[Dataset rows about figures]
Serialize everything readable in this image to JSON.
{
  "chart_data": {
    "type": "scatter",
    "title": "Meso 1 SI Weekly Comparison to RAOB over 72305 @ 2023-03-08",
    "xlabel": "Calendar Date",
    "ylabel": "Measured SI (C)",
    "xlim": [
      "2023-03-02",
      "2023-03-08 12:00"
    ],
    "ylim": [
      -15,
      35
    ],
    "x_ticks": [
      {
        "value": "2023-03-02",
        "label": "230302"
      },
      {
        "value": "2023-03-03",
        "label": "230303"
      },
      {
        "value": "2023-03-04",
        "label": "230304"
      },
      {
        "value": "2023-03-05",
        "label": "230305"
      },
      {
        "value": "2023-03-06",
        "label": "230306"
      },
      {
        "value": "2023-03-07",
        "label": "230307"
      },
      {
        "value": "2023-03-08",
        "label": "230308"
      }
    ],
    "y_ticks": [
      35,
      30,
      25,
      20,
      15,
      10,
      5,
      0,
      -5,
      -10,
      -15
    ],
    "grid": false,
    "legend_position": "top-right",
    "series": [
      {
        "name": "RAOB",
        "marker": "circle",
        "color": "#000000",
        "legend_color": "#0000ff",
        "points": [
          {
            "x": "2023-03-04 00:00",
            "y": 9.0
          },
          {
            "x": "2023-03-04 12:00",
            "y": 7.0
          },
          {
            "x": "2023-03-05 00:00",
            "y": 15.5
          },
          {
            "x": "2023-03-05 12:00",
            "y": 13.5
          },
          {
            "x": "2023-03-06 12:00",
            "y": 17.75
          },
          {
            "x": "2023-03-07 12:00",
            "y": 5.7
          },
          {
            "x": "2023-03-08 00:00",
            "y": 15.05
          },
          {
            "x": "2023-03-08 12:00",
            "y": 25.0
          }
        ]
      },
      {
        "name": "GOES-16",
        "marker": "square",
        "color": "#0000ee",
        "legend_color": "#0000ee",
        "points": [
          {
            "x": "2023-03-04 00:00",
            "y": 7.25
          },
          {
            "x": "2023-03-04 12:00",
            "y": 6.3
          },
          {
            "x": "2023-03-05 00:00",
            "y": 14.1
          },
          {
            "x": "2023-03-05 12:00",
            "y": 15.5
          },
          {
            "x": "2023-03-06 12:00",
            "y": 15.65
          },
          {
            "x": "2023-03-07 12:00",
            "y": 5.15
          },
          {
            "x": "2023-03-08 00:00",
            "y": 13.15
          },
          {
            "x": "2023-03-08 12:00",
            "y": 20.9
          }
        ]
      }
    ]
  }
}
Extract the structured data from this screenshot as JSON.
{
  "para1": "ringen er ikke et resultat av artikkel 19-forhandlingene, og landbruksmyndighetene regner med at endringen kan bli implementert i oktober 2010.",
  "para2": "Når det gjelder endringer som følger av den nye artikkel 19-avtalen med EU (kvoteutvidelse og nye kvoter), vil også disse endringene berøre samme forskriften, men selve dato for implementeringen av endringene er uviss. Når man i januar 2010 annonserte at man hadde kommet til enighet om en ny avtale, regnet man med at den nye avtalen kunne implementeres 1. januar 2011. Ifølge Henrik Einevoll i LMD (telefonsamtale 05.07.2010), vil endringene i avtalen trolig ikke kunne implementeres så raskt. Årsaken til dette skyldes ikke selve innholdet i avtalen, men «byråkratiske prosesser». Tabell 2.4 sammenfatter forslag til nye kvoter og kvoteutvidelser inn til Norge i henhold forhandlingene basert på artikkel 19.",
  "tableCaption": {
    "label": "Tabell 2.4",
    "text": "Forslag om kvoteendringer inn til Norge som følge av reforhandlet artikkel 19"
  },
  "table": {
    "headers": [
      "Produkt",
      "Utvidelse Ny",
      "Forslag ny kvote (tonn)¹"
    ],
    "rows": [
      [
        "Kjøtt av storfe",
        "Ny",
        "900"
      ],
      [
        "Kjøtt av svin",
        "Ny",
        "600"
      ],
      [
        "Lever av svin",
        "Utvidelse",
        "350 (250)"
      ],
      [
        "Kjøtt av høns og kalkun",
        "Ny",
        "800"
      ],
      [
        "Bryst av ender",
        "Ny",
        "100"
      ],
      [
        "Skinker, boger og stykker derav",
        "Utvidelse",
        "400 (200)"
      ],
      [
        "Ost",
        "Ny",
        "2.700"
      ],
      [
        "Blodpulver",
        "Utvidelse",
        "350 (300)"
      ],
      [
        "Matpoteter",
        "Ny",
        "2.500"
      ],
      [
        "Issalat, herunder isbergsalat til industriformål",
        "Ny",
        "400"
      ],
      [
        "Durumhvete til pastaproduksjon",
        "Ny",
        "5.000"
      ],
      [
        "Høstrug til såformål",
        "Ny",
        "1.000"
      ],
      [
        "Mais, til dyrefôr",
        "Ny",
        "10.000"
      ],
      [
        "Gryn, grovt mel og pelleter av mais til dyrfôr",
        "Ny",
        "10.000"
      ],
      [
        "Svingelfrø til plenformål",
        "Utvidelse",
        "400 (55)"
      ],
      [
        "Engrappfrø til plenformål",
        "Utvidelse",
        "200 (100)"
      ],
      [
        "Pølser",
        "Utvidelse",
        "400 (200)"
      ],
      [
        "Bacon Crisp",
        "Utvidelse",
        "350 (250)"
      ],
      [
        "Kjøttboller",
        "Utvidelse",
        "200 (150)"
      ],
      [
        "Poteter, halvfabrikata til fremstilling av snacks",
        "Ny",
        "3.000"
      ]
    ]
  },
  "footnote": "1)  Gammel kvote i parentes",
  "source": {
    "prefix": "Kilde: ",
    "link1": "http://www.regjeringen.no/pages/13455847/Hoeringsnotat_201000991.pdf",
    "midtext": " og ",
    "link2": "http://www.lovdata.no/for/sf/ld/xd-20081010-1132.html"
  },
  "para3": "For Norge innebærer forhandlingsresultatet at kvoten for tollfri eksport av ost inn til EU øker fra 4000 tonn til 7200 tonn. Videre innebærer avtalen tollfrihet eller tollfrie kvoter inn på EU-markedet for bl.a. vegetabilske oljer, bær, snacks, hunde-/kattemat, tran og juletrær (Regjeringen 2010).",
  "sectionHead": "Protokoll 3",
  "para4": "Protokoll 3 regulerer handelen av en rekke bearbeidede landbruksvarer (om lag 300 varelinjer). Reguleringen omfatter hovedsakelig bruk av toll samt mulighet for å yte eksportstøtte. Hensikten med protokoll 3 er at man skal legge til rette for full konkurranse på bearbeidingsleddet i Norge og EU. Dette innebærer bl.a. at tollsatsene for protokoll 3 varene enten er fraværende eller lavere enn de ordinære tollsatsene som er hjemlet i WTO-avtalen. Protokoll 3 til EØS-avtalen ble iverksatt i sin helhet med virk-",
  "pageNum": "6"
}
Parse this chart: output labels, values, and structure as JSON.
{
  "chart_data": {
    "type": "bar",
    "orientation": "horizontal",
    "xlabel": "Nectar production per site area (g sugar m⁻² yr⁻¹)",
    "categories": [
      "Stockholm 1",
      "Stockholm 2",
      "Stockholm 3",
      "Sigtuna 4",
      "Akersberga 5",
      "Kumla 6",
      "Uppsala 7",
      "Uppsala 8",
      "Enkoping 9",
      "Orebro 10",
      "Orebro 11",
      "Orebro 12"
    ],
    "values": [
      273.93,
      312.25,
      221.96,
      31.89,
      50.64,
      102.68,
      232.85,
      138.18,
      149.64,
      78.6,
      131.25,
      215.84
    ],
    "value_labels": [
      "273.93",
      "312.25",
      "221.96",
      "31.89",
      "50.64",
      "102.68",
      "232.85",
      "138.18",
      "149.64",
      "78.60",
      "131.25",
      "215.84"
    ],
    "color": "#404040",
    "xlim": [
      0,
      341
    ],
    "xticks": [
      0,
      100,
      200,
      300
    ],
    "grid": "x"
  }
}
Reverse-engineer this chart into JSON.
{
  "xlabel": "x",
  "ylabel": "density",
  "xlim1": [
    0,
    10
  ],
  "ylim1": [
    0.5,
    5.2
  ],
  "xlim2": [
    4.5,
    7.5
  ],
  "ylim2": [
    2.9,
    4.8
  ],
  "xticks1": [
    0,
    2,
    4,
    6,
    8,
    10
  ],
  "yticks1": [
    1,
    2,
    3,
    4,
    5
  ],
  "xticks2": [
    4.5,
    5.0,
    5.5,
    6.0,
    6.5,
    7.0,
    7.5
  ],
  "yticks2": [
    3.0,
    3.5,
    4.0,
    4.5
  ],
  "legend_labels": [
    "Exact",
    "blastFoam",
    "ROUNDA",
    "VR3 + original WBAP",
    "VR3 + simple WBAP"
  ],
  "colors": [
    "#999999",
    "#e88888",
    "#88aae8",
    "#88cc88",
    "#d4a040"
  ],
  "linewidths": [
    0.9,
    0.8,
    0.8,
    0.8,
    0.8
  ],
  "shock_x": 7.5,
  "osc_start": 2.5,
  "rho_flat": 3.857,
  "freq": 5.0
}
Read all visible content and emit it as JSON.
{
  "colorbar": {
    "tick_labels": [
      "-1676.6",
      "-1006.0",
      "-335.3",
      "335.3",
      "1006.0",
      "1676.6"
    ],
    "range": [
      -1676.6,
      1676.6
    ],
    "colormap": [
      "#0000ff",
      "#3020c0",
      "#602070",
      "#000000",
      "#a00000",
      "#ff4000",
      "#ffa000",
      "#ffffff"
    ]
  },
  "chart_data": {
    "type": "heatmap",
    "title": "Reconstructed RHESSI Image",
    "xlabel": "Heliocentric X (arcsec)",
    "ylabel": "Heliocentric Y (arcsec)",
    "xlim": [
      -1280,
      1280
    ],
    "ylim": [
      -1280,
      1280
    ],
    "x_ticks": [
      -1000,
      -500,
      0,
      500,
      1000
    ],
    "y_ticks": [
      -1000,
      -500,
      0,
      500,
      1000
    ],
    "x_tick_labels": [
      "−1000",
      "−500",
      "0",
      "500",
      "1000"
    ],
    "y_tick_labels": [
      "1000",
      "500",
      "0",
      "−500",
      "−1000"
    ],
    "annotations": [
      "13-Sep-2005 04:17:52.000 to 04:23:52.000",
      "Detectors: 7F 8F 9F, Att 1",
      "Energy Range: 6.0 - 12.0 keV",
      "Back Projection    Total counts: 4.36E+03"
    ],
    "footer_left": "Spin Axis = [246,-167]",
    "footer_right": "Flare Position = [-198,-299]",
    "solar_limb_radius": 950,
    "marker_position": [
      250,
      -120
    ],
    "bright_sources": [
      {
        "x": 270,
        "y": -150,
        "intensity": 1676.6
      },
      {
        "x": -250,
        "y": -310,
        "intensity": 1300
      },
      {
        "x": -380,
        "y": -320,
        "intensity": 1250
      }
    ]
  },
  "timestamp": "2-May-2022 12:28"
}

→ **EXERCISE PROMPT**
Search the lines above for the string "http" and copy each line that has it.

→ **FINAL RESULT**
    "link1": "http://www.regjeringen.no/pages/13455847/Hoeringsnotat_201000991.pdf",
    "link2": "http://www.lovdata.no/for/sf/ld/xd-20081010-1132.html"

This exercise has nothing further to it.